--- Start Information supplied ---

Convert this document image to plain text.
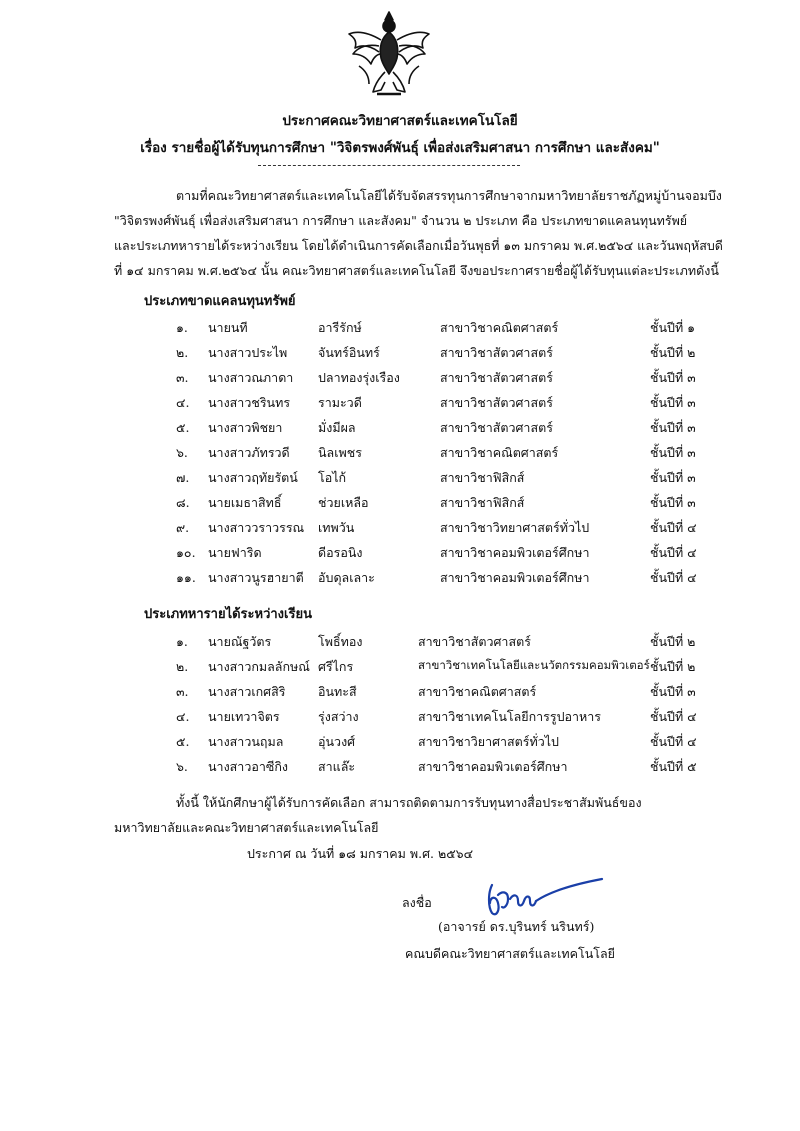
ประกาศคณะวิทยาศาสตร์และเทคโนโลยี
เรื่อง รายชื่อผู้ได้รับทุนการศึกษา "วิจิตรพงศ์พันธุ์ เพื่อส่งเสริมศาสนา การศึกษา และสังคม"
ตามที่คณะวิทยาศาสตร์และเทคโนโลยีได้รับจัดสรรทุนการศึกษาจากมหาวิทยาลัยราชภัฏหมู่บ้านจอมบึง
"วิจิตรพงศ์พันธุ์ เพื่อส่งเสริมศาสนา การศึกษา และสังคม" จำนวน ๒ ประเภท คือ ประเภทขาดแคลนทุนทรัพย์
และประเภทหารายได้ระหว่างเรียน โดยได้ดำเนินการคัดเลือกเมื่อวันพุธที่ ๑๓ มกราคม พ.ศ.๒๕๖๔ และวันพฤหัสบดี
ที่ ๑๔ มกราคม พ.ศ.๒๕๖๔ นั้น คณะวิทยาศาสตร์และเทคโนโลยี จึงขอประกาศรายชื่อผู้ได้รับทุนแต่ละประเภทดังนี้
ประเภทขาดแคลนทุนทรัพย์
๑. นายนที	อารีรักษ์	สาขาวิชาคณิตศาสตร์	ชั้นปีที่ ๑
๒. นางสาวประไพ จันทร์อินทร์	สาขาวิชาสัตวศาสตร์	ชั้นปีที่ ๒
๓. นางสาวณภาดา ปลาทองรุ่งเรือง	สาขาวิชาสัตวศาสตร์	ชั้นปีที่ ๓
๔. นางสาวชรินทร รามะวดี	สาขาวิชาสัตวศาสตร์	ชั้นปีที่ ๓
๕. นางสาวพิชยา	มั่งมีผล	สาขาวิชาสัตวศาสตร์	ชั้นปีที่ ๓
๖. นางสาวภัทรวดี นิลเพชร	สาขาวิชาคณิตศาสตร์	ชั้นปีที่ ๓
๗. นางสาวฤทัยรัตน์ โอไก้	สาขาวิชาฟิสิกส์	ชั้นปีที่ ๓
๘. นายเมธาสิทธิ์	ช่วยเหลือ	สาขาวิชาฟิสิกส์	ชั้นปีที่ ๓
๙. นางสาววราวรรณ เทพวัน	สาขาวิชาวิทยาศาสตร์ทั่วไป	ชั้นปีที่ ๔
๑๐. นายฟาริด	ดีอรอนิง	สาขาวิชาคอมพิวเตอร์ศึกษา	ชั้นปีที่ ๔
๑๑. นางสาวนูรฮายาตี อับดุลเลาะ	สาขาวิชาคอมพิวเตอร์ศึกษา	ชั้นปีที่ ๔
ประเภทหารายได้ระหว่างเรียน
๑. นายณัฐวัตร	โพธิ์ทอง	สาขาวิชาสัตวศาสตร์	ชั้นปีที่ ๒
๒. นางสาวกมลลักษณ์ ศรีไกร	สาขาวิชาเทคโนโลยีและนวัตกรรมคอมพิวเตอร์ ชั้นปีที่ ๒
๓. นางสาวเกศสิริ	อินทะสี	สาขาวิชาคณิตศาสตร์	ชั้นปีที่ ๓
๔. นายเทวาจิตร	รุ่งสว่าง	สาขาวิชาเทคโนโลยีการรูปอาหาร	ชั้นปีที่ ๔
๕. นางสาวนฤมล	อุ่นวงศ์	สาขาวิชาวิยาศาสตร์ทั่วไป	ชั้นปีที่ ๔
๖. นางสาวอาซีกิง สาแล๊ะ	สาขาวิชาคอมพิวเตอร์ศึกษา	ชั้นปีที่ ๕
ทั้งนี้ ให้นักศึกษาผู้ได้รับการคัดเลือก สามารถติดตามการรับทุนทางสื่อประชาสัมพันธ์ของ
มหาวิทยาลัยและคณะวิทยาศาสตร์และเทคโนโลยี
ประกาศ ณ วันที่ ๑๘ มกราคม พ.ศ. ๒๕๖๔
ลงชื่อ
(อาจารย์ ดร.บุรินทร์ นรินทร์)
คณบดีคณะวิทยาศาสตร์และเทคโนโลยี
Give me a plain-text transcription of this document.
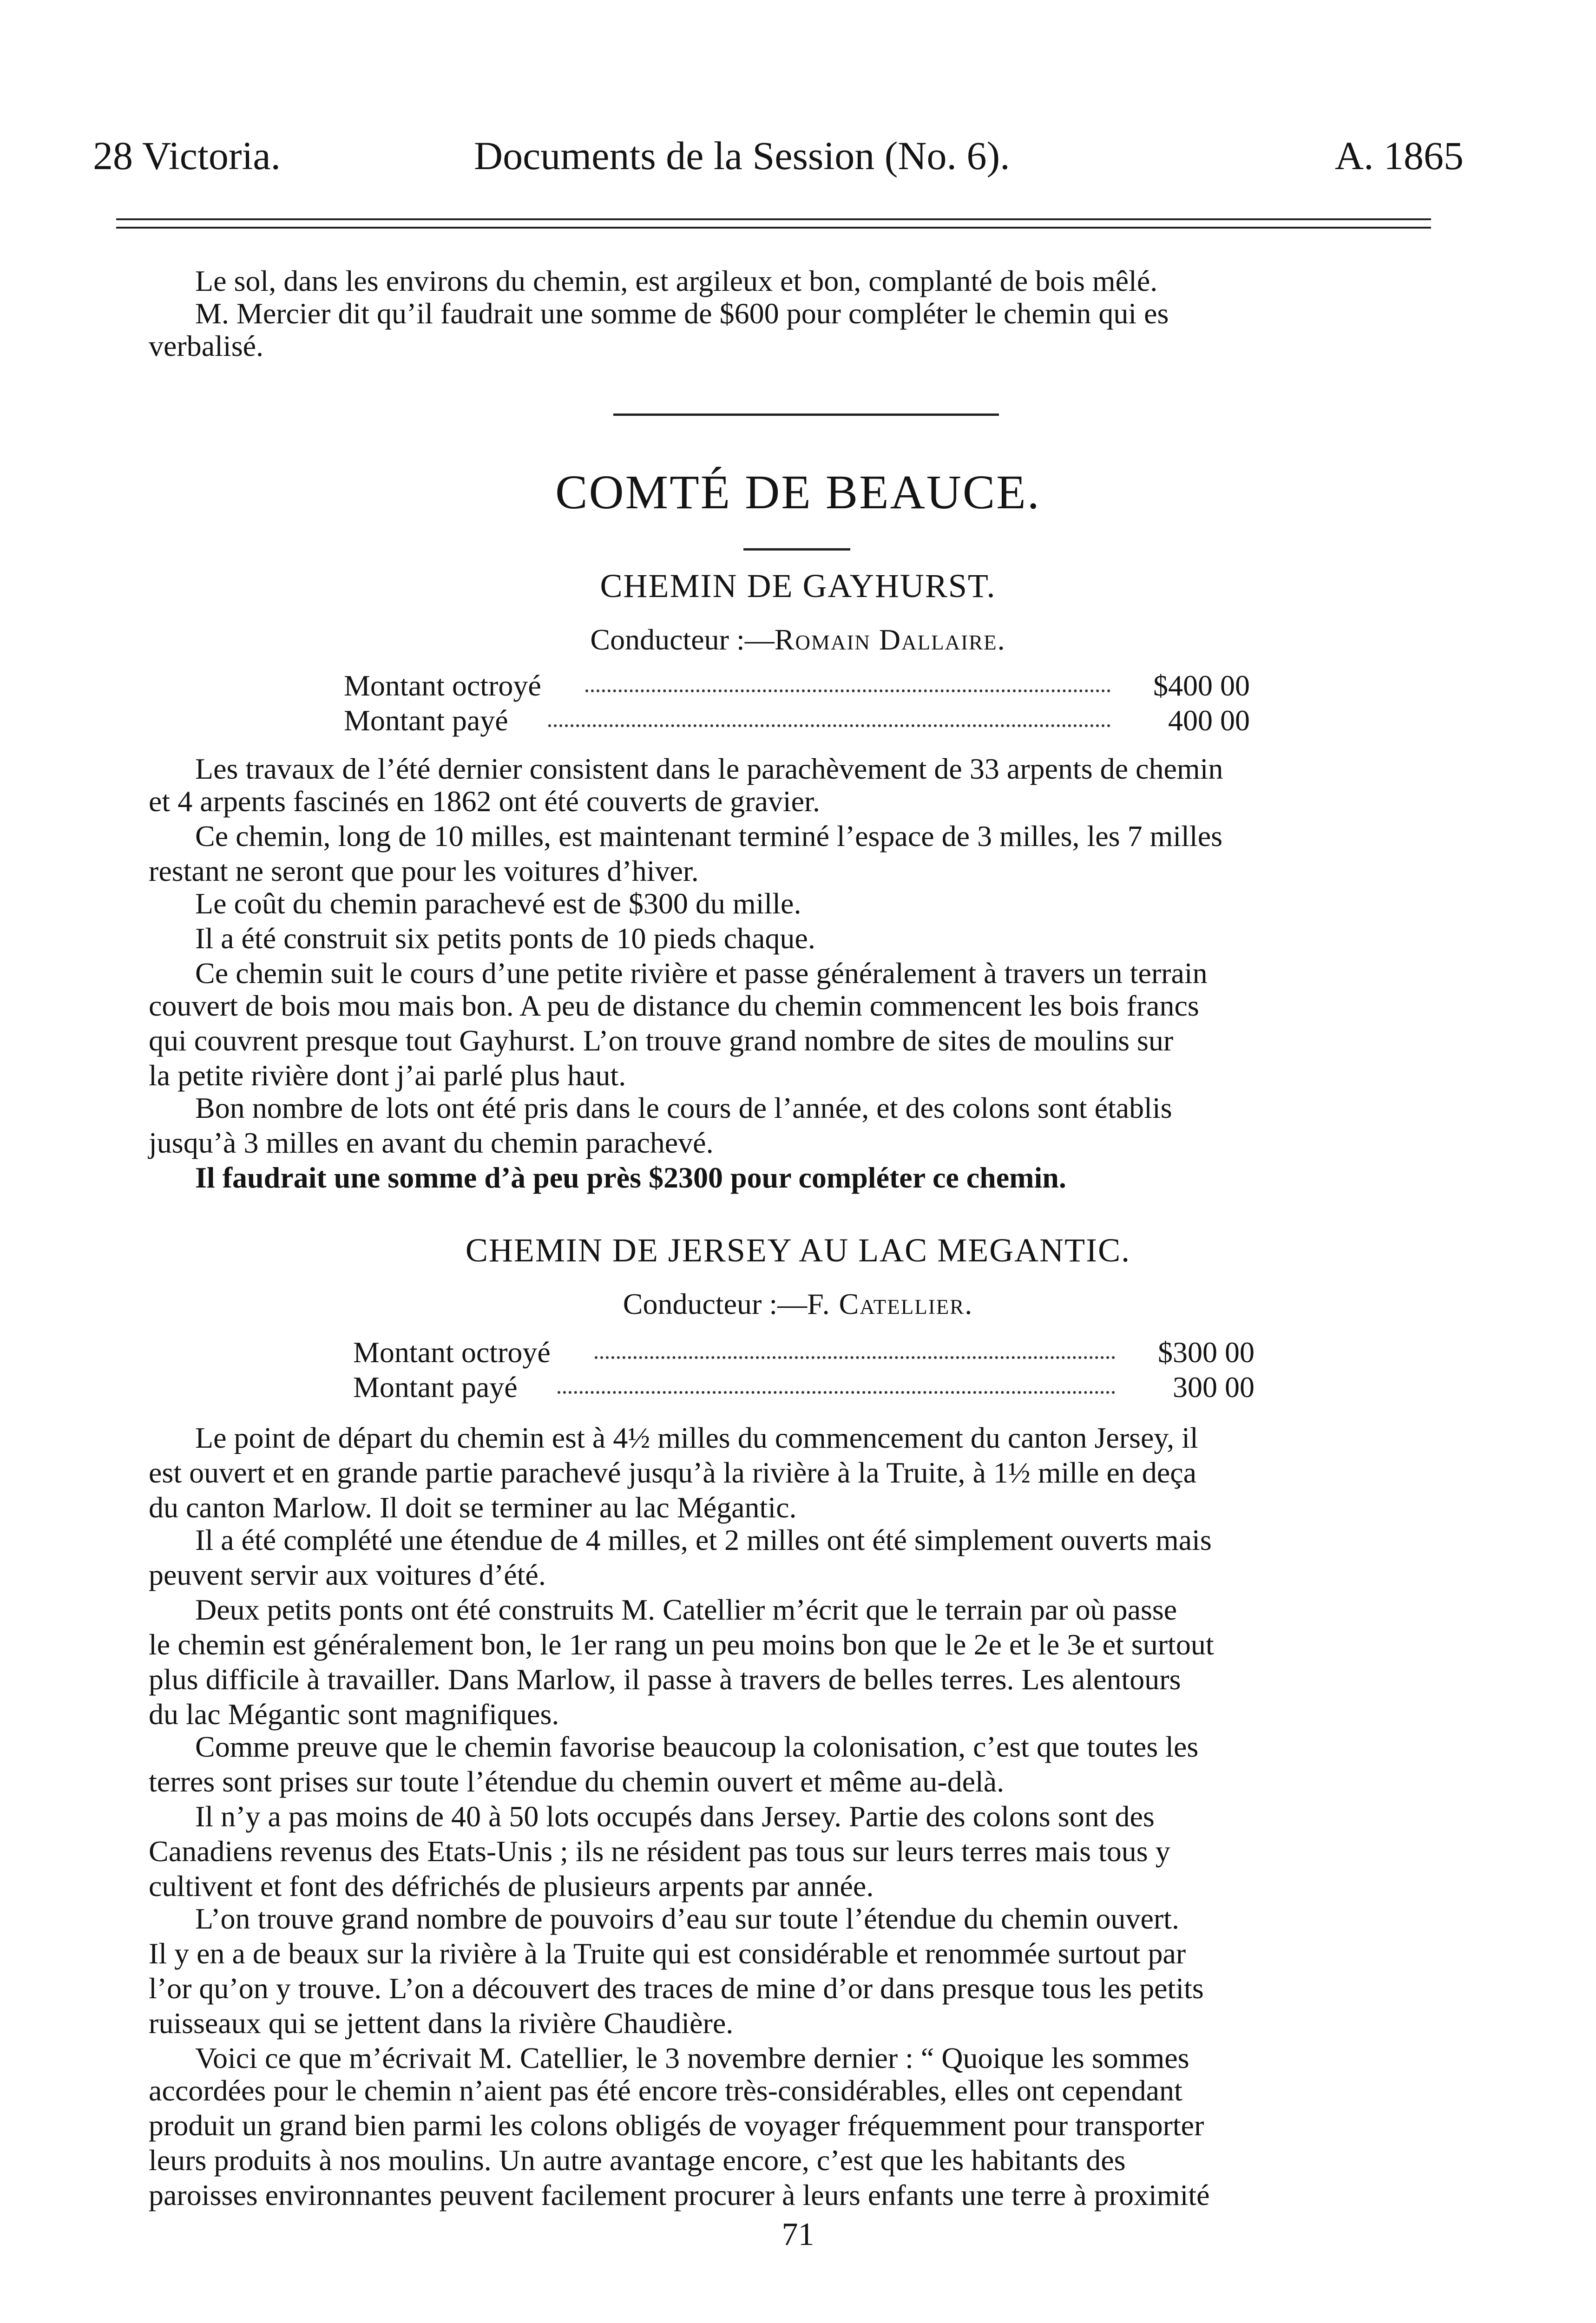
28 Victoria.	Documents de la Session (No. 6).	A. 1865
Le sol, dans les environs du chemin, est argileux et bon, complanté de bois mêlé.
M. Mercier dit qu’il faudrait une somme de $600 pour compléter le chemin qui es
verbalisé.
COMTÉ DE BEAUCE.
CHEMIN DE GAYHURST.
Conducteur :—Romain Dallaire.
Montant octroyé	$400 00
Montant payé	400 00
Les travaux de l’été dernier consistent dans le parachèvement de 33 arpents de chemin
et 4 arpents fascinés en 1862 ont été couverts de gravier.
Ce chemin, long de 10 milles, est maintenant terminé l’espace de 3 milles, les 7 milles
restant ne seront que pour les voitures d’hiver.
Le coût du chemin parachevé est de $300 du mille.
Il a été construit six petits ponts de 10 pieds chaque.
Ce chemin suit le cours d’une petite rivière et passe généralement à travers un terrain
couvert de bois mou mais bon. A peu de distance du chemin commencent les bois francs
qui couvrent presque tout Gayhurst. L’on trouve grand nombre de sites de moulins sur
la petite rivière dont j’ai parlé plus haut.
Bon nombre de lots ont été pris dans le cours de l’année, et des colons sont établis
jusqu’à 3 milles en avant du chemin parachevé.
Il faudrait une somme d’à peu près $2300 pour compléter ce chemin.
CHEMIN DE JERSEY AU LAC MEGANTIC.
Conducteur :—F. Catellier.
Montant octroyé	$300 00
Montant payé	300 00
Le point de départ du chemin est à 4½ milles du commencement du canton Jersey, il
est ouvert et en grande partie parachevé jusqu’à la rivière à la Truite, à 1½ mille en deça
du canton Marlow. Il doit se terminer au lac Mégantic.
Il a été complété une étendue de 4 milles, et 2 milles ont été simplement ouverts mais
peuvent servir aux voitures d’été.
Deux petits ponts ont été construits M. Catellier m’écrit que le terrain par où passe
le chemin est généralement bon, le 1er rang un peu moins bon que le 2e et le 3e et surtout
plus difficile à travailler. Dans Marlow, il passe à travers de belles terres. Les alentours
du lac Mégantic sont magnifiques.
Comme preuve que le chemin favorise beaucoup la colonisation, c’est que toutes les
terres sont prises sur toute l’étendue du chemin ouvert et même au-delà.
Il n’y a pas moins de 40 à 50 lots occupés dans Jersey. Partie des colons sont des
Canadiens revenus des Etats-Unis ; ils ne résident pas tous sur leurs terres mais tous y
cultivent et font des défrichés de plusieurs arpents par année.
L’on trouve grand nombre de pouvoirs d’eau sur toute l’étendue du chemin ouvert.
Il y en a de beaux sur la rivière à la Truite qui est considérable et renommée surtout par
l’or qu’on y trouve. L’on a découvert des traces de mine d’or dans presque tous les petits
ruisseaux qui se jettent dans la rivière Chaudière.
Voici ce que m’écrivait M. Catellier, le 3 novembre dernier : “ Quoique les sommes
accordées pour le chemin n’aient pas été encore très-considérables, elles ont cependant
produit un grand bien parmi les colons obligés de voyager fréquemment pour transporter
leurs produits à nos moulins. Un autre avantage encore, c’est que les habitants des
paroisses environnantes peuvent facilement procurer à leurs enfants une terre à proximité
71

--- End Information supplied ---

Which lines in the listing above hold the word "bois"? Show each of them.

• _In response_:
Le sol, dans les environs du chemin, est argileux et bon, complanté de bois mêlé.
couvert de bois mou mais bon. A peu de distance du chemin commencent les bois francs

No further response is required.